Records from a data collection:
****

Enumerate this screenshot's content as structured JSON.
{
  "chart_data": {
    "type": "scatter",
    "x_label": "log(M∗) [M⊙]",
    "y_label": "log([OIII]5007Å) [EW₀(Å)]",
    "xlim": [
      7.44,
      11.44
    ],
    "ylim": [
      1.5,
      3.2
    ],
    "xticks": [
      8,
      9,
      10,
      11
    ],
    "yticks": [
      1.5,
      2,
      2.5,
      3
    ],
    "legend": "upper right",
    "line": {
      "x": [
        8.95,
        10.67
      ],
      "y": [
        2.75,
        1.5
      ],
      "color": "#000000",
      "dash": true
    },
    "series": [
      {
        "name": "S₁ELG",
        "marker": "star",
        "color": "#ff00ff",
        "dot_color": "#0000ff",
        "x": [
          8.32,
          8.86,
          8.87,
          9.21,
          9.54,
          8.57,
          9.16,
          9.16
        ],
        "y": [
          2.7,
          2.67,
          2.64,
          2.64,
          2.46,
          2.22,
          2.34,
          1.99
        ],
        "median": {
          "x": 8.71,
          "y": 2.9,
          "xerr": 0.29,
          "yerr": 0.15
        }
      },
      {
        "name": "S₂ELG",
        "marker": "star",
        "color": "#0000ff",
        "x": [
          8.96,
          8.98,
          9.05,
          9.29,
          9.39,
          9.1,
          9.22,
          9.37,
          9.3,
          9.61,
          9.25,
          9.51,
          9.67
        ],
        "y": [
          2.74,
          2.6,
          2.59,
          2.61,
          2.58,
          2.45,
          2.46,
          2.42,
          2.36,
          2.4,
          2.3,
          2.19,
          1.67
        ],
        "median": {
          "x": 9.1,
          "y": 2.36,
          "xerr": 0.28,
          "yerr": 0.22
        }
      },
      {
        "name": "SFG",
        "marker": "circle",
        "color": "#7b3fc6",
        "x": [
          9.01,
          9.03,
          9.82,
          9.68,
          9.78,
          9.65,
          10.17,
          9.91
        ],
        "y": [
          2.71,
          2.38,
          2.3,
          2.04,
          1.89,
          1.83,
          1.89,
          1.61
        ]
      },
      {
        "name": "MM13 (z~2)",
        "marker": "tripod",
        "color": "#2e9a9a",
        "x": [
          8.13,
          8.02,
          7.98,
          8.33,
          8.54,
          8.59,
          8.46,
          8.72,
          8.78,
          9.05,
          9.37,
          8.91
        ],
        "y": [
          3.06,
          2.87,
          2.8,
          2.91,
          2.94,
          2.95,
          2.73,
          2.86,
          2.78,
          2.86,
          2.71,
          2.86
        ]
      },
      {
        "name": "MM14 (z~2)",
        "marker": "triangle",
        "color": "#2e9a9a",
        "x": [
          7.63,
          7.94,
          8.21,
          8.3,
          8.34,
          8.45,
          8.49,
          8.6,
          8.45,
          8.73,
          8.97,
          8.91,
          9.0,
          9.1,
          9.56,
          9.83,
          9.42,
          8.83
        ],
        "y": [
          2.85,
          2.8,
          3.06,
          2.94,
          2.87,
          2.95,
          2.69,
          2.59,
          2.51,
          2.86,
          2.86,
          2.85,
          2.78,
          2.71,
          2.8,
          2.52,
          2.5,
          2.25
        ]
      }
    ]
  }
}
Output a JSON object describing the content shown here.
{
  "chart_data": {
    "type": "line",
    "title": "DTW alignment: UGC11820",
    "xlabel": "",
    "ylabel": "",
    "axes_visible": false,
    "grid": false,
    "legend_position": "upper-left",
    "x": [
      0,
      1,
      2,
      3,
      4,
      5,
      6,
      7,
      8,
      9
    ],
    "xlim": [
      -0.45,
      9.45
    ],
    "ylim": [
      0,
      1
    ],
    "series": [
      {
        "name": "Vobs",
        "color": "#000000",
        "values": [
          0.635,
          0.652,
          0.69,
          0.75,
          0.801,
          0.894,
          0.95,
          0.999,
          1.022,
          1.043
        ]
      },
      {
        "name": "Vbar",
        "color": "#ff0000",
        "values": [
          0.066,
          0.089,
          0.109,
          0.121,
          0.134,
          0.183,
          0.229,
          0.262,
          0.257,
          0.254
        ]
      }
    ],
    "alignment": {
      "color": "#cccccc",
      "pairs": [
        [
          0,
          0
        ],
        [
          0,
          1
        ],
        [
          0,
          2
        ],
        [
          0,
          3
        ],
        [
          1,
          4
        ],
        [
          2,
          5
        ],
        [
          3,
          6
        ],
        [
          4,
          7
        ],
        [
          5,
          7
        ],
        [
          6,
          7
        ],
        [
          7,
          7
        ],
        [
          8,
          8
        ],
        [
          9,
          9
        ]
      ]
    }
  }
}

****

Stated task. Copy out the whole listing exactly; please set it all down.

Worked answer.
Enumerate this screenshot's content as structured JSON.
{
  "chart_data": {
    "type": "scatter",
    "x_label": "log(M∗) [M⊙]",
    "y_label": "log([OIII]5007Å) [EW₀(Å)]",
    "xlim": [
      7.44,
      11.44
    ],
    "ylim": [
      1.5,
      3.2
    ],
    "xticks": [
      8,
      9,
      10,
      11
    ],
    "yticks": [
      1.5,
      2,
      2.5,
      3
    ],
    "legend": "upper right",
    "line": {
      "x": [
        8.95,
        10.67
      ],
      "y": [
        2.75,
        1.5
      ],
      "color": "#000000",
      "dash": true
    },
    "series": [
      {
        "name": "S₁ELG",
        "marker": "star",
        "color": "#ff00ff",
        "dot_color": "#0000ff",
        "x": [
          8.32,
          8.86,
          8.87,
          9.21,
          9.54,
          8.57,
          9.16,
          9.16
        ],
        "y": [
          2.7,
          2.67,
          2.64,
          2.64,
          2.46,
          2.22,
          2.34,
          1.99
        ],
        "median": {
          "x": 8.71,
          "y": 2.9,
          "xerr": 0.29,
          "yerr": 0.15
        }
      },
      {
        "name": "S₂ELG",
        "marker": "star",
        "color": "#0000ff",
        "x": [
          8.96,
          8.98,
          9.05,
          9.29,
          9.39,
          9.1,
          9.22,
          9.37,
          9.3,
          9.61,
          9.25,
          9.51,
          9.67
        ],
        "y": [
          2.74,
          2.6,
          2.59,
          2.61,
          2.58,
          2.45,
          2.46,
          2.42,
          2.36,
          2.4,
          2.3,
          2.19,
          1.67
        ],
        "median": {
          "x": 9.1,
          "y": 2.36,
          "xerr": 0.28,
          "yerr": 0.22
        }
      },
      {
        "name": "SFG",
        "marker": "circle",
        "color": "#7b3fc6",
        "x": [
          9.01,
          9.03,
          9.82,
          9.68,
          9.78,
          9.65,
          10.17,
          9.91
        ],
        "y": [
          2.71,
          2.38,
          2.3,
          2.04,
          1.89,
          1.83,
          1.89,
          1.61
        ]
      },
      {
        "name": "MM13 (z~2)",
        "marker": "tripod",
        "color": "#2e9a9a",
        "x": [
          8.13,
          8.02,
          7.98,
          8.33,
          8.54,
          8.59,
          8.46,
          8.72,
          8.78,
          9.05,
          9.37,
          8.91
        ],
        "y": [
          3.06,
          2.87,
          2.8,
          2.91,
          2.94,
          2.95,
          2.73,
          2.86,
          2.78,
          2.86,
          2.71,
          2.86
        ]
      },
      {
        "name": "MM14 (z~2)",
        "marker": "triangle",
        "color": "#2e9a9a",
        "x": [
          7.63,
          7.94,
          8.21,
          8.3,
          8.34,
          8.45,
          8.49,
          8.6,
          8.45,
          8.73,
          8.97,
          8.91,
          9.0,
          9.1,
          9.56,
          9.83,
          9.42,
          8.83
        ],
        "y": [
          2.85,
          2.8,
          3.06,
          2.94,
          2.87,
          2.95,
          2.69,
          2.59,
          2.51,
          2.86,
          2.86,
          2.85,
          2.78,
          2.71,
          2.8,
          2.52,
          2.5,
          2.25
        ]
      }
    ]
  }
}
Output a JSON object describing the content shown here.
{
  "chart_data": {
    "type": "line",
    "title": "DTW alignment: UGC11820",
    "xlabel": "",
    "ylabel": "",
    "axes_visible": false,
    "grid": false,
    "legend_position": "upper-left",
    "x": [
      0,
      1,
      2,
      3,
      4,
      5,
      6,
      7,
      8,
      9
    ],
    "xlim": [
      -0.45,
      9.45
    ],
    "ylim": [
      0,
      1
    ],
    "series": [
      {
        "name": "Vobs",
        "color": "#000000",
        "values": [
          0.635,
          0.652,
          0.69,
          0.75,
          0.801,
          0.894,
          0.95,
          0.999,
          1.022,
          1.043
        ]
      },
      {
        "name": "Vbar",
        "color": "#ff0000",
        "values": [
          0.066,
          0.089,
          0.109,
          0.121,
          0.134,
          0.183,
          0.229,
          0.262,
          0.257,
          0.254
        ]
      }
    ],
    "alignment": {
      "color": "#cccccc",
      "pairs": [
        [
          0,
          0
        ],
        [
          0,
          1
        ],
        [
          0,
          2
        ],
        [
          0,
          3
        ],
        [
          1,
          4
        ],
        [
          2,
          5
        ],
        [
          3,
          6
        ],
        [
          4,
          7
        ],
        [
          5,
          7
        ],
        [
          6,
          7
        ],
        [
          7,
          7
        ],
        [
          8,
          8
        ],
        [
          9,
          9
        ]
      ]
    }
  }
}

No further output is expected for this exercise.